• [Data shown]:
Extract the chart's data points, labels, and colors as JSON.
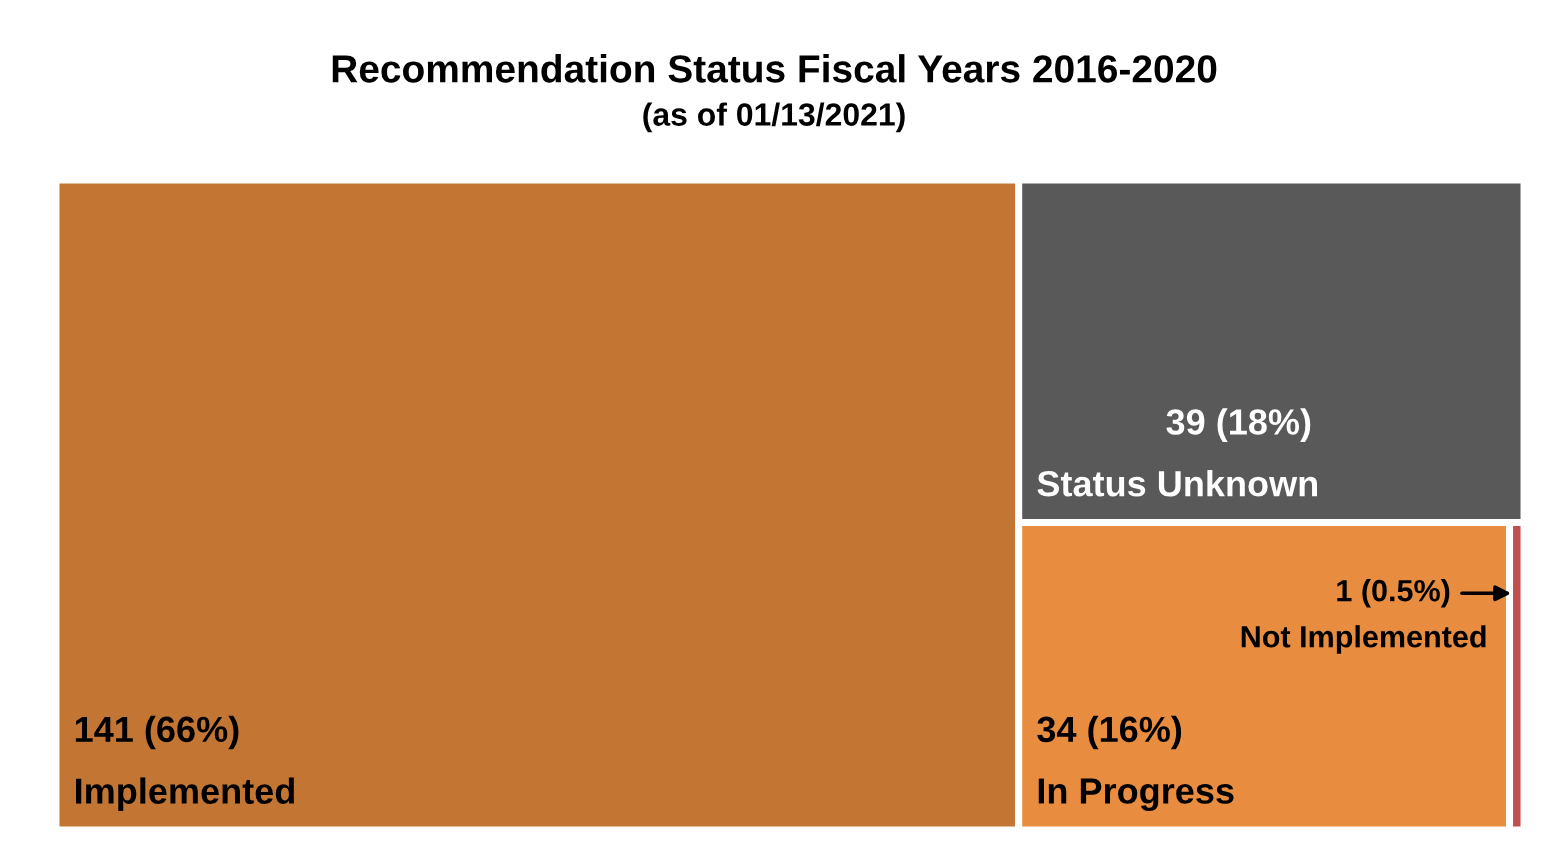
{
  "chart_data": {
    "type": "other",
    "title": "Recommendation Status Fiscal Years 2016-2020",
    "subtitle": "(as of 01/13/2021)",
    "categories": [
      "Implemented",
      "Status Unknown",
      "In Progress",
      "Not Implemented"
    ],
    "values": [
      141,
      39,
      34,
      1
    ],
    "value_labels": [
      "141 (66%)",
      "39 (18%)",
      "34 (16%)",
      "1 (0.5%)"
    ],
    "colors": [
      "#c37634",
      "#595959",
      "#e88c40",
      "#c0504d"
    ]
  }
}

• [What is being asked]: Give every line back word for word and leave the pictures out.

• [Response to this task]:
Extract the chart's data points, labels, and colors as JSON.
{
  "chart_data": {
    "type": "other",
    "title": "Recommendation Status Fiscal Years 2016-2020",
    "subtitle": "(as of 01/13/2021)",
    "categories": [
      "Implemented",
      "Status Unknown",
      "In Progress",
      "Not Implemented"
    ],
    "values": [
      141,
      39,
      34,
      1
    ],
    "value_labels": [
      "141 (66%)",
      "39 (18%)",
      "34 (16%)",
      "1 (0.5%)"
    ],
    "colors": [
      "#c37634",
      "#595959",
      "#e88c40",
      "#c0504d"
    ]
  }
}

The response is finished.